* Exercise instructions *
Make an exact copy of all the entries, but do not reproduce the pictures.

* Dataset entries *

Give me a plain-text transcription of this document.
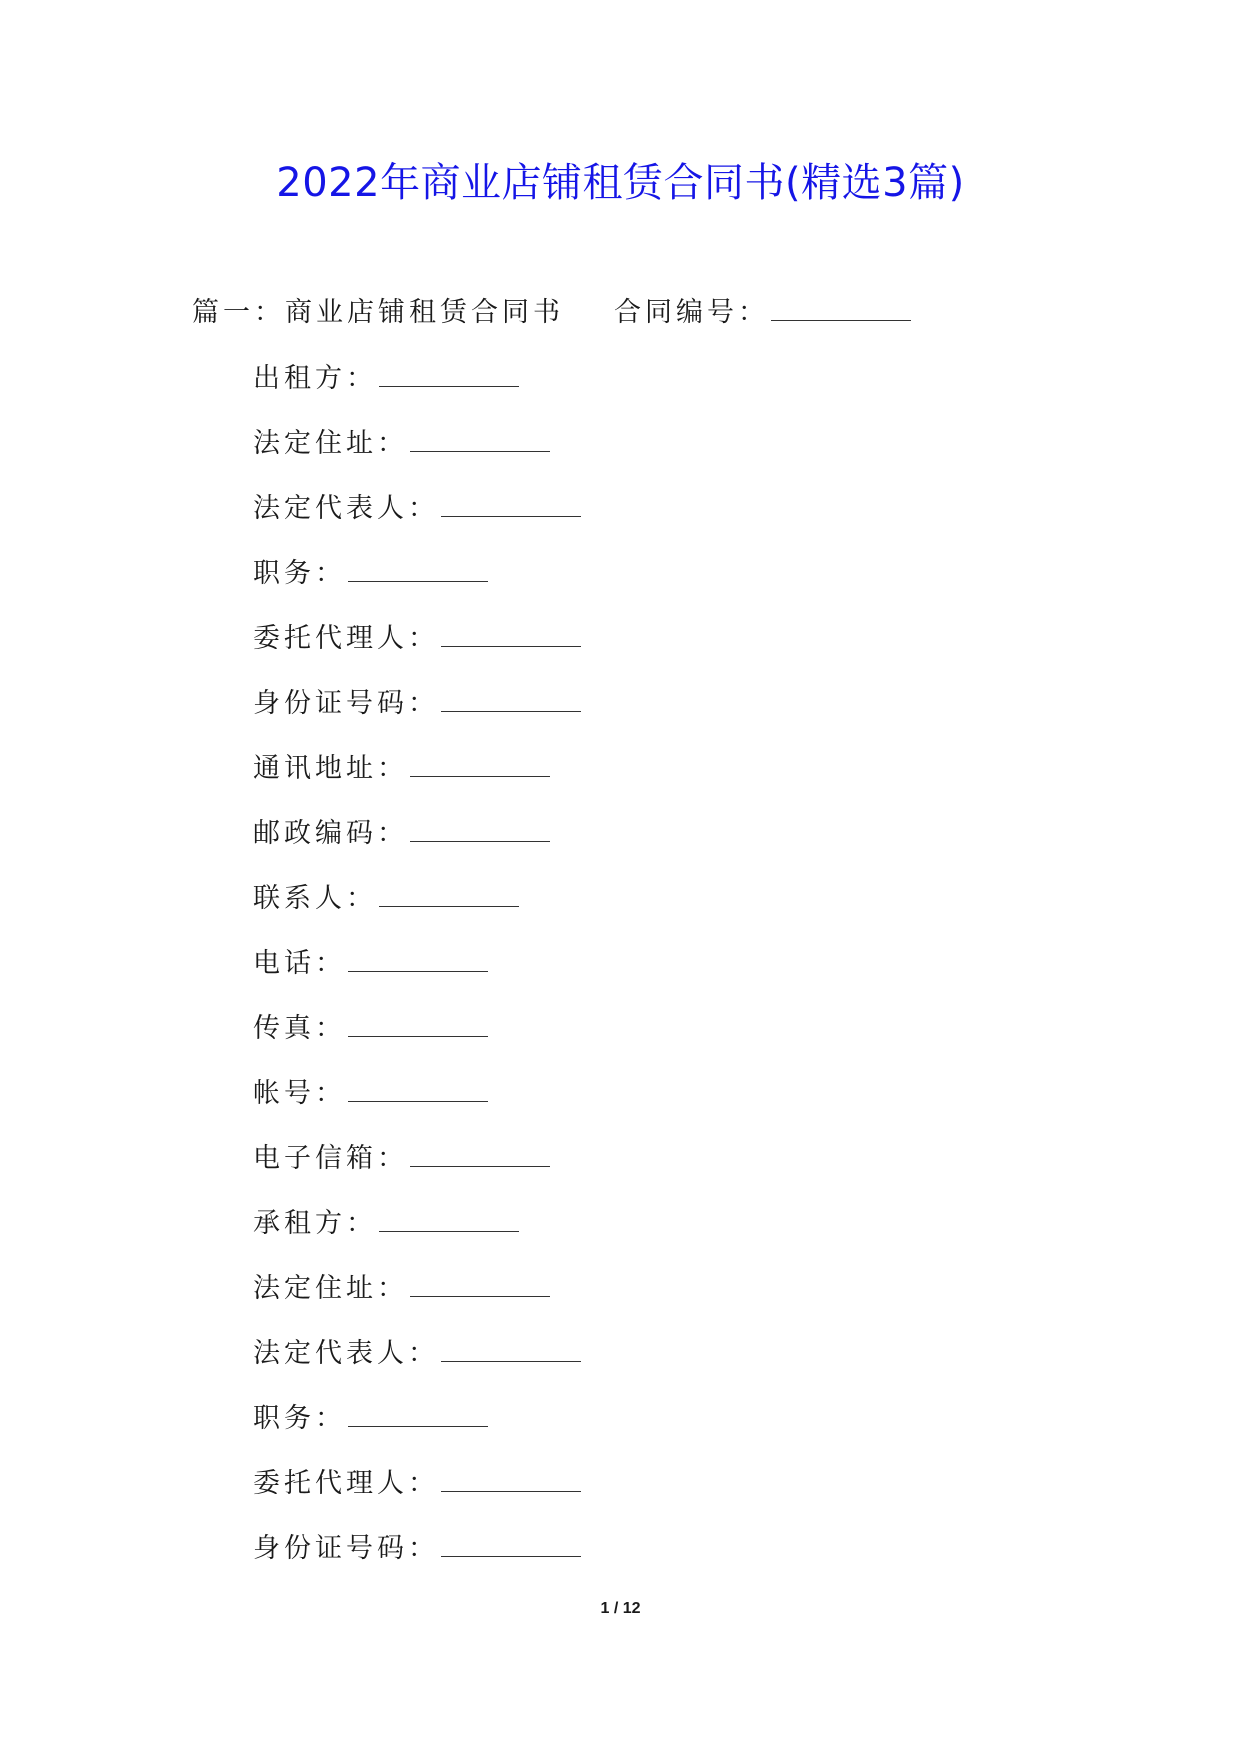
2022年商业店铺租赁合同书(精选3篇)
篇一：商业店铺租赁合同书 合同编号：
出租方：
法定住址：
法定代表人：
职务：
委托代理人：
身份证号码：
通讯地址：
邮政编码：
联系人：
电话：
传真：
帐号：
电子信箱：
承租方：
法定住址：
法定代表人：
职务：
委托代理人：
身份证号码：
1 / 12
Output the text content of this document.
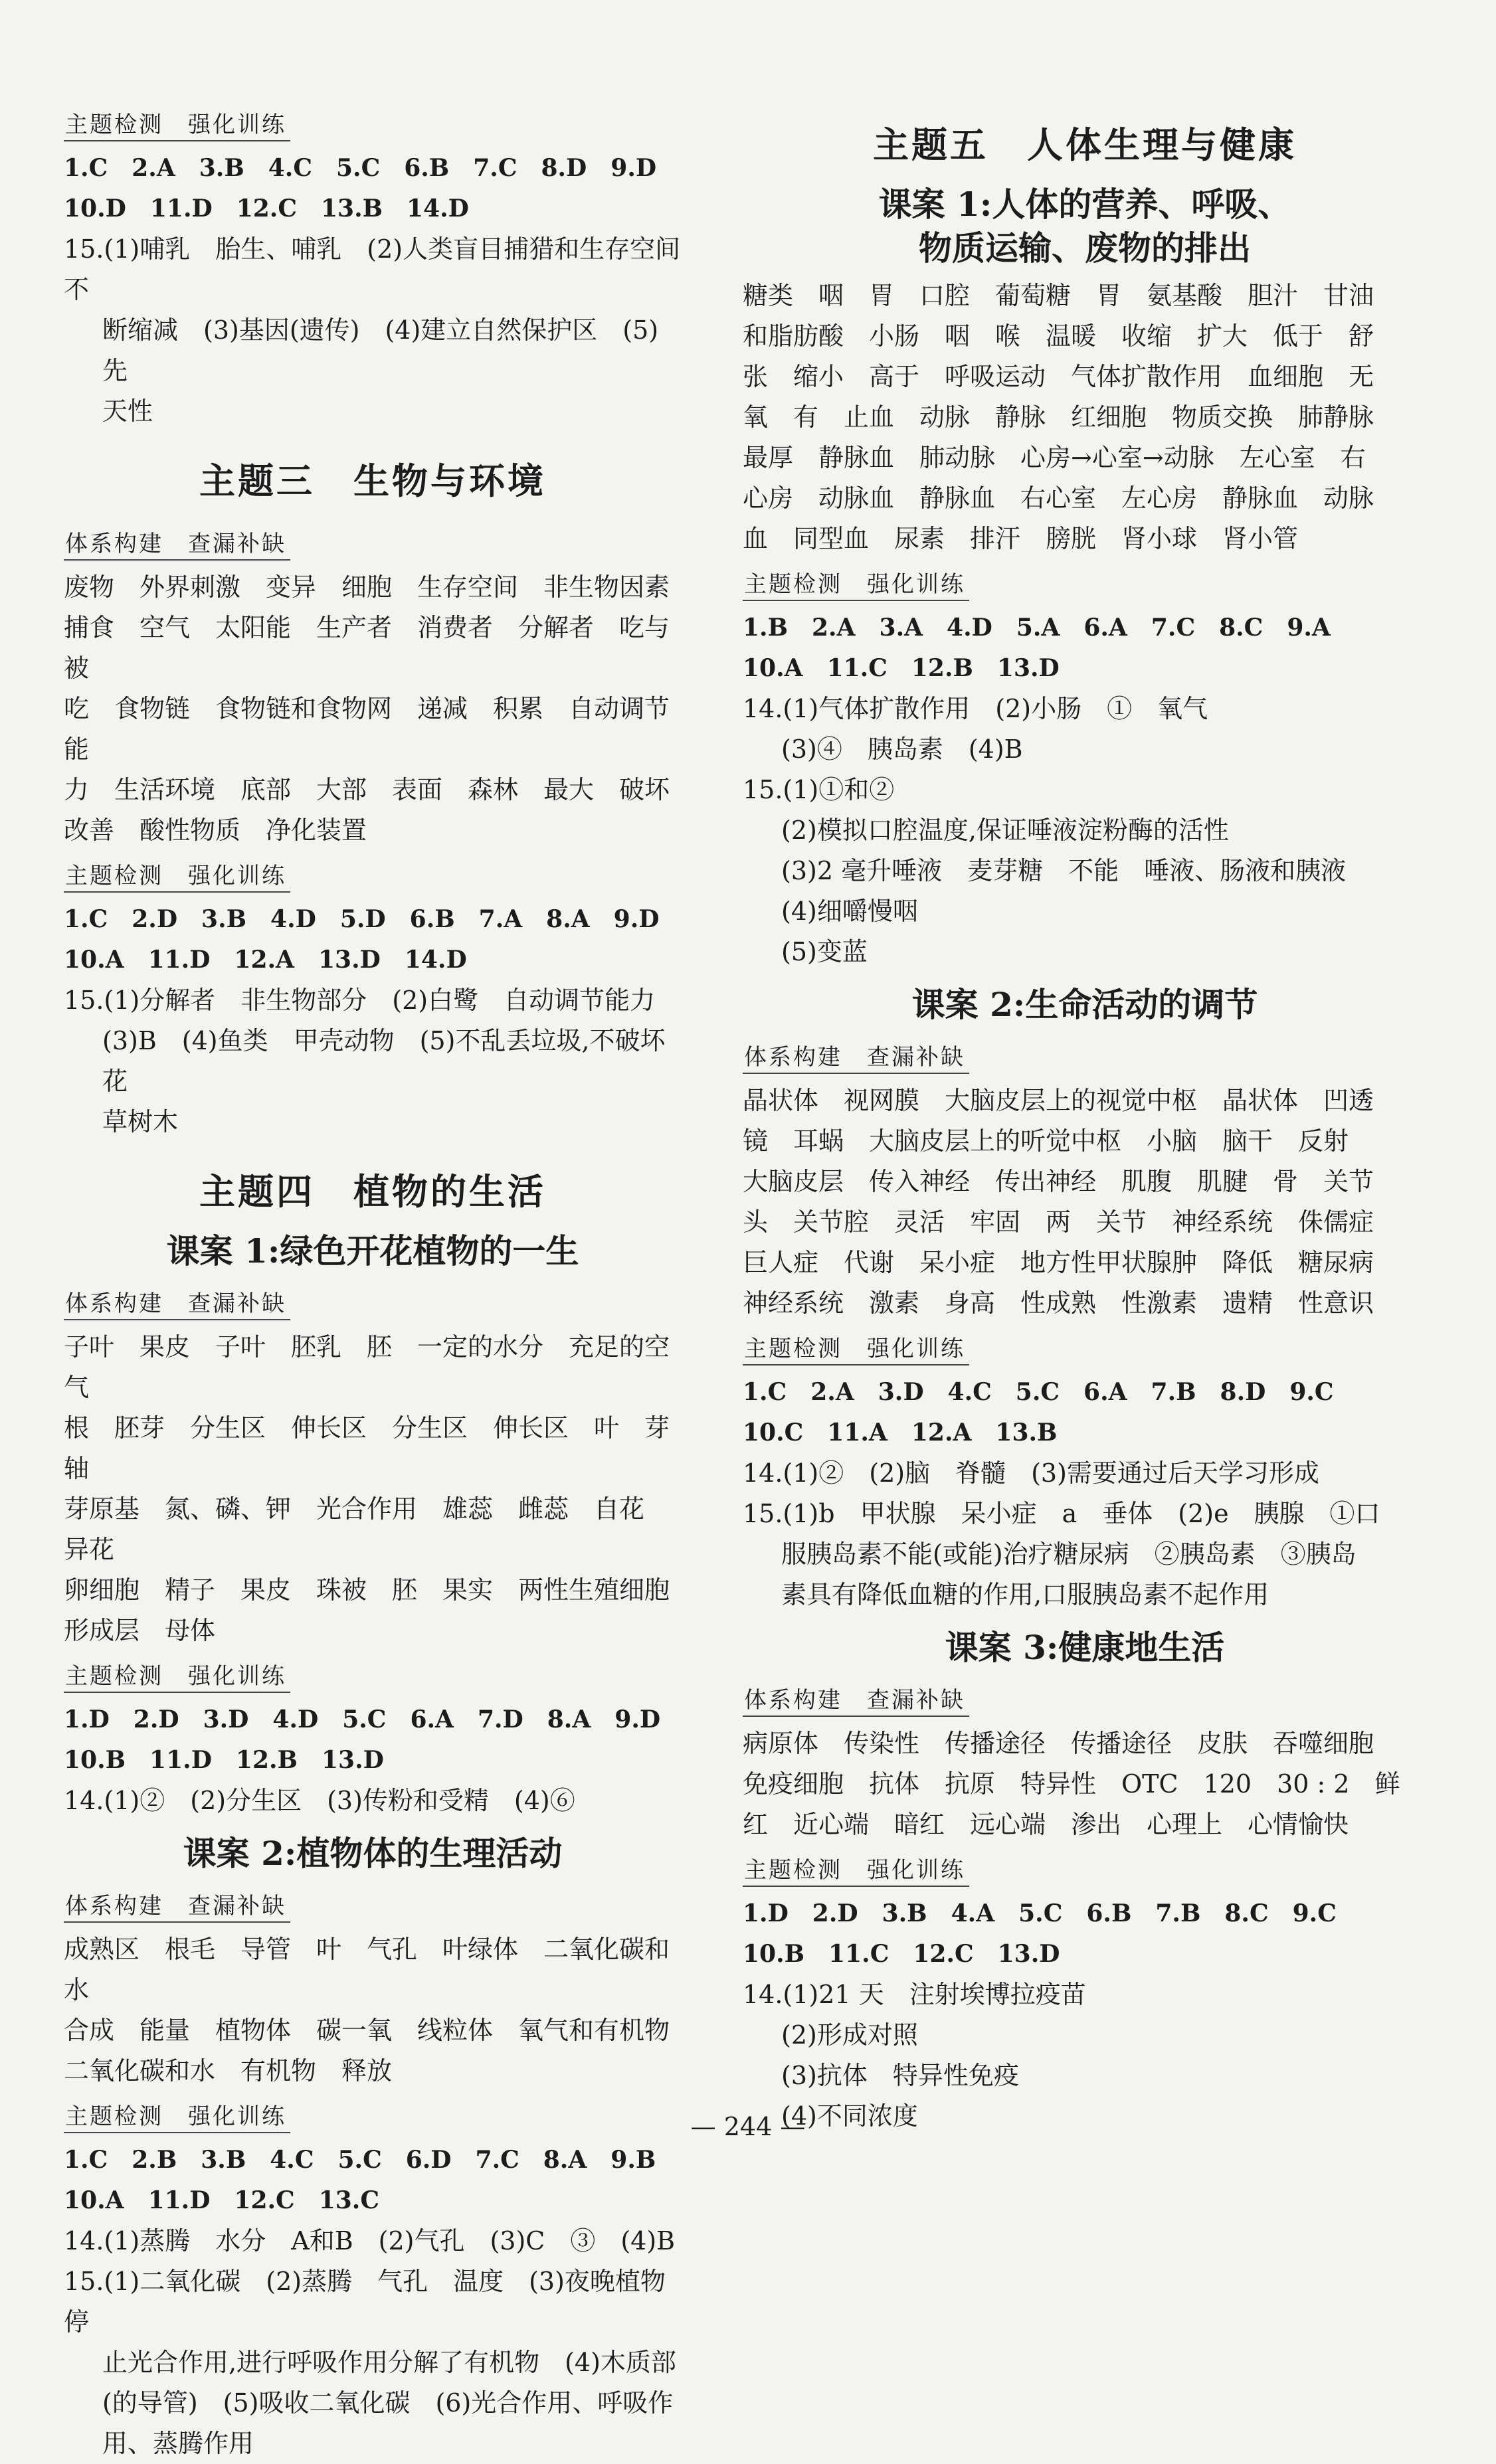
主题检测　强化训练
1.C　2.A　3.B　4.C　5.C　6.B　7.C　8.D　9.D
10.D　11.D　12.C　13.B　14.D
15.(1)哺乳　胎生、哺乳　(2)人类盲目捕猎和生存空间不
断缩减　(3)基因(遗传)　(4)建立自然保护区　(5)先
天性
主题三　生物与环境
体系构建　查漏补缺
废物　外界刺激　变异　细胞　生存空间　非生物因素
捕食　空气　太阳能　生产者　消费者　分解者　吃与被
吃　食物链　食物链和食物网　递减　积累　自动调节能
力　生活环境　底部　大部　表面　森林　最大　破坏
改善　酸性物质　净化装置
主题检测　强化训练
1.C　2.D　3.B　4.D　5.D　6.B　7.A　8.A　9.D
10.A　11.D　12.A　13.D　14.D
15.(1)分解者　非生物部分　(2)白鹭　自动调节能力
(3)B　(4)鱼类　甲壳动物　(5)不乱丢垃圾,不破坏花
草树木
主题四　植物的生活
课案 1:绿色开花植物的一生
体系构建　查漏补缺
子叶　果皮　子叶　胚乳　胚　一定的水分　充足的空气
根　胚芽　分生区　伸长区　分生区　伸长区　叶　芽轴
芽原基　氮、磷、钾　光合作用　雄蕊　雌蕊　自花　异花
卵细胞　精子　果皮　珠被　胚　果实　两性生殖细胞
形成层　母体
主题检测　强化训练
1.D　2.D　3.D　4.D　5.C　6.A　7.D　8.A　9.D
10.B　11.D　12.B　13.D
14.(1)②　(2)分生区　(3)传粉和受精　(4)⑥
课案 2:植物体的生理活动
体系构建　查漏补缺
成熟区　根毛　导管　叶　气孔　叶绿体　二氧化碳和水
合成　能量　植物体　碳一氧　线粒体　氧气和有机物
二氧化碳和水　有机物　释放
主题检测　强化训练
1.C　2.B　3.B　4.C　5.C　6.D　7.C　8.A　9.B
10.A　11.D　12.C　13.C
14.(1)蒸腾　水分　A和B　(2)气孔　(3)C　③　(4)B
15.(1)二氧化碳　(2)蒸腾　气孔　温度　(3)夜晚植物停
止光合作用,进行呼吸作用分解了有机物　(4)木质部
(的导管)　(5)吸收二氧化碳　(6)光合作用、呼吸作
用、蒸腾作用
主题五　人体生理与健康
课案 1:人体的营养、呼吸、
物质运输、废物的排出
糖类　咽　胃　口腔　葡萄糖　胃　氨基酸　胆汁　甘油
和脂肪酸　小肠　咽　喉　温暖　收缩　扩大　低于　舒
张　缩小　高于　呼吸运动　气体扩散作用　血细胞　无
氧　有　止血　动脉　静脉　红细胞　物质交换　肺静脉
最厚　静脉血　肺动脉　心房→心室→动脉　左心室　右
心房　动脉血　静脉血　右心室　左心房　静脉血　动脉
血　同型血　尿素　排汗　膀胱　肾小球　肾小管
主题检测　强化训练
1.B　2.A　3.A　4.D　5.A　6.A　7.C　8.C　9.A
10.A　11.C　12.B　13.D
14.(1)气体扩散作用　(2)小肠　①　氧气
(3)④　胰岛素　(4)B
15.(1)①和②
(2)模拟口腔温度,保证唾液淀粉酶的活性
(3)2 毫升唾液　麦芽糖　不能　唾液、肠液和胰液
(4)细嚼慢咽
(5)变蓝
课案 2:生命活动的调节
体系构建　查漏补缺
晶状体　视网膜　大脑皮层上的视觉中枢　晶状体　凹透
镜　耳蜗　大脑皮层上的听觉中枢　小脑　脑干　反射
大脑皮层　传入神经　传出神经　肌腹　肌腱　骨　关节
头　关节腔　灵活　牢固　两　关节　神经系统　侏儒症
巨人症　代谢　呆小症　地方性甲状腺肿　降低　糖尿病
神经系统　激素　身高　性成熟　性激素　遗精　性意识
主题检测　强化训练
1.C　2.A　3.D　4.C　5.C　6.A　7.B　8.D　9.C
10.C　11.A　12.A　13.B
14.(1)②　(2)脑　脊髓　(3)需要通过后天学习形成
15.(1)b　甲状腺　呆小症　a　垂体　(2)e　胰腺　①口
服胰岛素不能(或能)治疗糖尿病　②胰岛素　③胰岛
素具有降低血糖的作用,口服胰岛素不起作用
课案 3:健康地生活
体系构建　查漏补缺
病原体　传染性　传播途径　传播途径　皮肤　吞噬细胞
免疫细胞　抗体　抗原　特异性　OTC　120　30 : 2　鲜
红　近心端　暗红　远心端　渗出　心理上　心情愉快
主题检测　强化训练
1.D　2.D　3.B　4.A　5.C　6.B　7.B　8.C　9.C
10.B　11.C　12.C　13.D
14.(1)21 天　注射埃博拉疫苗
(2)形成对照
(3)抗体　特异性免疫
(4)不同浓度
— 244 —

* Solution below *
Give me a plain-text transcription of this document.
2022年商业店铺租赁合同书(精选3篇)
篇一：商业店铺租赁合同书 合同编号：
出租方：
法定住址：
法定代表人：
职务：
委托代理人：
身份证号码：
通讯地址：
邮政编码：
联系人：
电话：
传真：
帐号：
电子信箱：
承租方：
法定住址：
法定代表人：
职务：
委托代理人：
身份证号码：
1 / 12
Output the text content of this document.
主题检测　强化训练
1.C　2.A　3.B　4.C　5.C　6.B　7.C　8.D　9.D
10.D　11.D　12.C　13.B　14.D
15.(1)哺乳　胎生、哺乳　(2)人类盲目捕猎和生存空间不
断缩减　(3)基因(遗传)　(4)建立自然保护区　(5)先
天性
主题三　生物与环境
体系构建　查漏补缺
废物　外界刺激　变异　细胞　生存空间　非生物因素
捕食　空气　太阳能　生产者　消费者　分解者　吃与被
吃　食物链　食物链和食物网　递减　积累　自动调节能
力　生活环境　底部　大部　表面　森林　最大　破坏
改善　酸性物质　净化装置
主题检测　强化训练
1.C　2.D　3.B　4.D　5.D　6.B　7.A　8.A　9.D
10.A　11.D　12.A　13.D　14.D
15.(1)分解者　非生物部分　(2)白鹭　自动调节能力
(3)B　(4)鱼类　甲壳动物　(5)不乱丢垃圾,不破坏花
草树木
主题四　植物的生活
课案 1:绿色开花植物的一生
体系构建　查漏补缺
子叶　果皮　子叶　胚乳　胚　一定的水分　充足的空气
根　胚芽　分生区　伸长区　分生区　伸长区　叶　芽轴
芽原基　氮、磷、钾　光合作用　雄蕊　雌蕊　自花　异花
卵细胞　精子　果皮　珠被　胚　果实　两性生殖细胞
形成层　母体
主题检测　强化训练
1.D　2.D　3.D　4.D　5.C　6.A　7.D　8.A　9.D
10.B　11.D　12.B　13.D
14.(1)②　(2)分生区　(3)传粉和受精　(4)⑥
课案 2:植物体的生理活动
体系构建　查漏补缺
成熟区　根毛　导管　叶　气孔　叶绿体　二氧化碳和水
合成　能量　植物体　碳一氧　线粒体　氧气和有机物
二氧化碳和水　有机物　释放
主题检测　强化训练
1.C　2.B　3.B　4.C　5.C　6.D　7.C　8.A　9.B
10.A　11.D　12.C　13.C
14.(1)蒸腾　水分　A和B　(2)气孔　(3)C　③　(4)B
15.(1)二氧化碳　(2)蒸腾　气孔　温度　(3)夜晚植物停
止光合作用,进行呼吸作用分解了有机物　(4)木质部
(的导管)　(5)吸收二氧化碳　(6)光合作用、呼吸作
用、蒸腾作用
主题五　人体生理与健康
课案 1:人体的营养、呼吸、
物质运输、废物的排出
糖类　咽　胃　口腔　葡萄糖　胃　氨基酸　胆汁　甘油
和脂肪酸　小肠　咽　喉　温暖　收缩　扩大　低于　舒
张　缩小　高于　呼吸运动　气体扩散作用　血细胞　无
氧　有　止血　动脉　静脉　红细胞　物质交换　肺静脉
最厚　静脉血　肺动脉　心房→心室→动脉　左心室　右
心房　动脉血　静脉血　右心室　左心房　静脉血　动脉
血　同型血　尿素　排汗　膀胱　肾小球　肾小管
主题检测　强化训练
1.B　2.A　3.A　4.D　5.A　6.A　7.C　8.C　9.A
10.A　11.C　12.B　13.D
14.(1)气体扩散作用　(2)小肠　①　氧气
(3)④　胰岛素　(4)B
15.(1)①和②
(2)模拟口腔温度,保证唾液淀粉酶的活性
(3)2 毫升唾液　麦芽糖　不能　唾液、肠液和胰液
(4)细嚼慢咽
(5)变蓝
课案 2:生命活动的调节
体系构建　查漏补缺
晶状体　视网膜　大脑皮层上的视觉中枢　晶状体　凹透
镜　耳蜗　大脑皮层上的听觉中枢　小脑　脑干　反射
大脑皮层　传入神经　传出神经　肌腹　肌腱　骨　关节
头　关节腔　灵活　牢固　两　关节　神经系统　侏儒症
巨人症　代谢　呆小症　地方性甲状腺肿　降低　糖尿病
神经系统　激素　身高　性成熟　性激素　遗精　性意识
主题检测　强化训练
1.C　2.A　3.D　4.C　5.C　6.A　7.B　8.D　9.C
10.C　11.A　12.A　13.B
14.(1)②　(2)脑　脊髓　(3)需要通过后天学习形成
15.(1)b　甲状腺　呆小症　a　垂体　(2)e　胰腺　①口
服胰岛素不能(或能)治疗糖尿病　②胰岛素　③胰岛
素具有降低血糖的作用,口服胰岛素不起作用
课案 3:健康地生活
体系构建　查漏补缺
病原体　传染性　传播途径　传播途径　皮肤　吞噬细胞
免疫细胞　抗体　抗原　特异性　OTC　120　30 : 2　鲜
红　近心端　暗红　远心端　渗出　心理上　心情愉快
主题检测　强化训练
1.D　2.D　3.B　4.A　5.C　6.B　7.B　8.C　9.C
10.B　11.C　12.C　13.D
14.(1)21 天　注射埃博拉疫苗
(2)形成对照
(3)抗体　特异性免疫
(4)不同浓度
— 244 —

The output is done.